Given request: Copy out the complete listing, word for word.

════

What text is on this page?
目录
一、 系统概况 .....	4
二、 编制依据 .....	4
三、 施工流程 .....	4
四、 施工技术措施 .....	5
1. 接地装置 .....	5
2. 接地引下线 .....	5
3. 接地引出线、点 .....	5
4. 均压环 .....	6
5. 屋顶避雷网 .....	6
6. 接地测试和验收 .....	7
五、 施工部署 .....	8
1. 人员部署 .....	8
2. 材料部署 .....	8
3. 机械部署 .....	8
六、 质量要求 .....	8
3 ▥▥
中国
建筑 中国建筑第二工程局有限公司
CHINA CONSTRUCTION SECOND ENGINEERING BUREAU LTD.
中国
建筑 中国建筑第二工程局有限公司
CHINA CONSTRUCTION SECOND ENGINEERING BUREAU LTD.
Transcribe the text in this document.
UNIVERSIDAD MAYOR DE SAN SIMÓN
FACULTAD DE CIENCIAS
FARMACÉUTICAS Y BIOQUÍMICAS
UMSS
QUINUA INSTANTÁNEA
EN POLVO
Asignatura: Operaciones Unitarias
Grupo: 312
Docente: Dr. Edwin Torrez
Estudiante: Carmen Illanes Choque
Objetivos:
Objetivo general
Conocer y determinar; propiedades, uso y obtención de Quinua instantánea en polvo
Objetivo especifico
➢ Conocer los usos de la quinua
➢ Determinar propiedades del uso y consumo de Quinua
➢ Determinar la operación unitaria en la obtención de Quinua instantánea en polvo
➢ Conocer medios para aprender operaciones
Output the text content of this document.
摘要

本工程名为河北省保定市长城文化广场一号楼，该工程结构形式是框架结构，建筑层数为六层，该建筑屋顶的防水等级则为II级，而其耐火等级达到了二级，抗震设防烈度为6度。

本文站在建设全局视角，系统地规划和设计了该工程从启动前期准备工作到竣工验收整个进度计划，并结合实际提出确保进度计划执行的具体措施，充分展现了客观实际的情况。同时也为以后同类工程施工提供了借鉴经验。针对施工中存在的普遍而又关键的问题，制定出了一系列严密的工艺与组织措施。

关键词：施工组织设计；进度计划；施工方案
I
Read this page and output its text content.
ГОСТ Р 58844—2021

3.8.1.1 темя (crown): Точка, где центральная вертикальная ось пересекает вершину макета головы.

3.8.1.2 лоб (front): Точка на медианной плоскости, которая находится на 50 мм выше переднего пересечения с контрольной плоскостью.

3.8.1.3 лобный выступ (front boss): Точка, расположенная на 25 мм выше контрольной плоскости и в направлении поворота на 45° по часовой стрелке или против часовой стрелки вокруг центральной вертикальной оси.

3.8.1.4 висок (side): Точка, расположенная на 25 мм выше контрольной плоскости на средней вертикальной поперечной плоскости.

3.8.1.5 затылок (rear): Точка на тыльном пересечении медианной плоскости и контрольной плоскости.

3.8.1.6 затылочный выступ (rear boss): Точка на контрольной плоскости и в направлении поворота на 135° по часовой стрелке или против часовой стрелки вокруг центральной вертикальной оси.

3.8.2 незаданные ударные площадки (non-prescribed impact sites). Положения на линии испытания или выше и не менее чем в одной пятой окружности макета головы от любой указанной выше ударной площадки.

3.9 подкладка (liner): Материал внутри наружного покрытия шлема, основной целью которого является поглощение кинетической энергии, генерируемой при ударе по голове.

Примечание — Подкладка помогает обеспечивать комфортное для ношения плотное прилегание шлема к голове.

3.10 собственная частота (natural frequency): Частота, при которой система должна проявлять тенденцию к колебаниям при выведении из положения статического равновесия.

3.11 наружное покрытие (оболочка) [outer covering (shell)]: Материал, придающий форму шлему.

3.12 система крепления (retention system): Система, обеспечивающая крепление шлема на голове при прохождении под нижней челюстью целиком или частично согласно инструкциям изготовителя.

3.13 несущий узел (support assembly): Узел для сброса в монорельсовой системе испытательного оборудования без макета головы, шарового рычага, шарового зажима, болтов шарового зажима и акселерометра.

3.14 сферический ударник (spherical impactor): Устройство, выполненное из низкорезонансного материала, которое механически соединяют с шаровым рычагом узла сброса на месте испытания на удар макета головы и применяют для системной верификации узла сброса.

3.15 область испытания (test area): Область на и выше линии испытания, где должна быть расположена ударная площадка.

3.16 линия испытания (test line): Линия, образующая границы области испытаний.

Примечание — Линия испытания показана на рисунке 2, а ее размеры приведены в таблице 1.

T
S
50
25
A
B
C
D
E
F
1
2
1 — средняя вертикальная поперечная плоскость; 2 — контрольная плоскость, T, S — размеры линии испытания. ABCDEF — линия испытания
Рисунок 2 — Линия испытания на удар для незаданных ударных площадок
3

════

Output:
What text is on this page?
目录
一、 系统概况 .....	4
二、 编制依据 .....	4
三、 施工流程 .....	4
四、 施工技术措施 .....	5
1. 接地装置 .....	5
2. 接地引下线 .....	5
3. 接地引出线、点 .....	5
4. 均压环 .....	6
5. 屋顶避雷网 .....	6
6. 接地测试和验收 .....	7
五、 施工部署 .....	8
1. 人员部署 .....	8
2. 材料部署 .....	8
3. 机械部署 .....	8
六、 质量要求 .....	8
3 ▥▥
中国
建筑 中国建筑第二工程局有限公司
CHINA CONSTRUCTION SECOND ENGINEERING BUREAU LTD.
中国
建筑 中国建筑第二工程局有限公司
CHINA CONSTRUCTION SECOND ENGINEERING BUREAU LTD.
Transcribe the text in this document.
UNIVERSIDAD MAYOR DE SAN SIMÓN
FACULTAD DE CIENCIAS
FARMACÉUTICAS Y BIOQUÍMICAS
UMSS
QUINUA INSTANTÁNEA
EN POLVO
Asignatura: Operaciones Unitarias
Grupo: 312
Docente: Dr. Edwin Torrez
Estudiante: Carmen Illanes Choque
Objetivos:
Objetivo general
Conocer y determinar; propiedades, uso y obtención de Quinua instantánea en polvo
Objetivo especifico
➢ Conocer los usos de la quinua
➢ Determinar propiedades del uso y consumo de Quinua
➢ Determinar la operación unitaria en la obtención de Quinua instantánea en polvo
➢ Conocer medios para aprender operaciones
Output the text content of this document.
摘要

本工程名为河北省保定市长城文化广场一号楼，该工程结构形式是框架结构，建筑层数为六层，该建筑屋顶的防水等级则为II级，而其耐火等级达到了二级，抗震设防烈度为6度。

本文站在建设全局视角，系统地规划和设计了该工程从启动前期准备工作到竣工验收整个进度计划，并结合实际提出确保进度计划执行的具体措施，充分展现了客观实际的情况。同时也为以后同类工程施工提供了借鉴经验。针对施工中存在的普遍而又关键的问题，制定出了一系列严密的工艺与组织措施。

关键词：施工组织设计；进度计划；施工方案
I
Read this page and output its text content.
ГОСТ Р 58844—2021

3.8.1.1 темя (crown): Точка, где центральная вертикальная ось пересекает вершину макета головы.

3.8.1.2 лоб (front): Точка на медианной плоскости, которая находится на 50 мм выше переднего пересечения с контрольной плоскостью.

3.8.1.3 лобный выступ (front boss): Точка, расположенная на 25 мм выше контрольной плоскости и в направлении поворота на 45° по часовой стрелке или против часовой стрелки вокруг центральной вертикальной оси.

3.8.1.4 висок (side): Точка, расположенная на 25 мм выше контрольной плоскости на средней вертикальной поперечной плоскости.

3.8.1.5 затылок (rear): Точка на тыльном пересечении медианной плоскости и контрольной плоскости.

3.8.1.6 затылочный выступ (rear boss): Точка на контрольной плоскости и в направлении поворота на 135° по часовой стрелке или против часовой стрелки вокруг центральной вертикальной оси.

3.8.2 незаданные ударные площадки (non-prescribed impact sites). Положения на линии испытания или выше и не менее чем в одной пятой окружности макета головы от любой указанной выше ударной площадки.

3.9 подкладка (liner): Материал внутри наружного покрытия шлема, основной целью которого является поглощение кинетической энергии, генерируемой при ударе по голове.

Примечание — Подкладка помогает обеспечивать комфортное для ношения плотное прилегание шлема к голове.

3.10 собственная частота (natural frequency): Частота, при которой система должна проявлять тенденцию к колебаниям при выведении из положения статического равновесия.

3.11 наружное покрытие (оболочка) [outer covering (shell)]: Материал, придающий форму шлему.

3.12 система крепления (retention system): Система, обеспечивающая крепление шлема на голове при прохождении под нижней челюстью целиком или частично согласно инструкциям изготовителя.

3.13 несущий узел (support assembly): Узел для сброса в монорельсовой системе испытательного оборудования без макета головы, шарового рычага, шарового зажима, болтов шарового зажима и акселерометра.

3.14 сферический ударник (spherical impactor): Устройство, выполненное из низкорезонансного материала, которое механически соединяют с шаровым рычагом узла сброса на месте испытания на удар макета головы и применяют для системной верификации узла сброса.

3.15 область испытания (test area): Область на и выше линии испытания, где должна быть расположена ударная площадка.

3.16 линия испытания (test line): Линия, образующая границы области испытаний.

Примечание — Линия испытания показана на рисунке 2, а ее размеры приведены в таблице 1.

T
S
50
25
A
B
C
D
E
F
1
2
1 — средняя вертикальная поперечная плоскость; 2 — контрольная плоскость, T, S — размеры линии испытания. ABCDEF — линия испытания
Рисунок 2 — Линия испытания на удар для незаданных ударных площадок
3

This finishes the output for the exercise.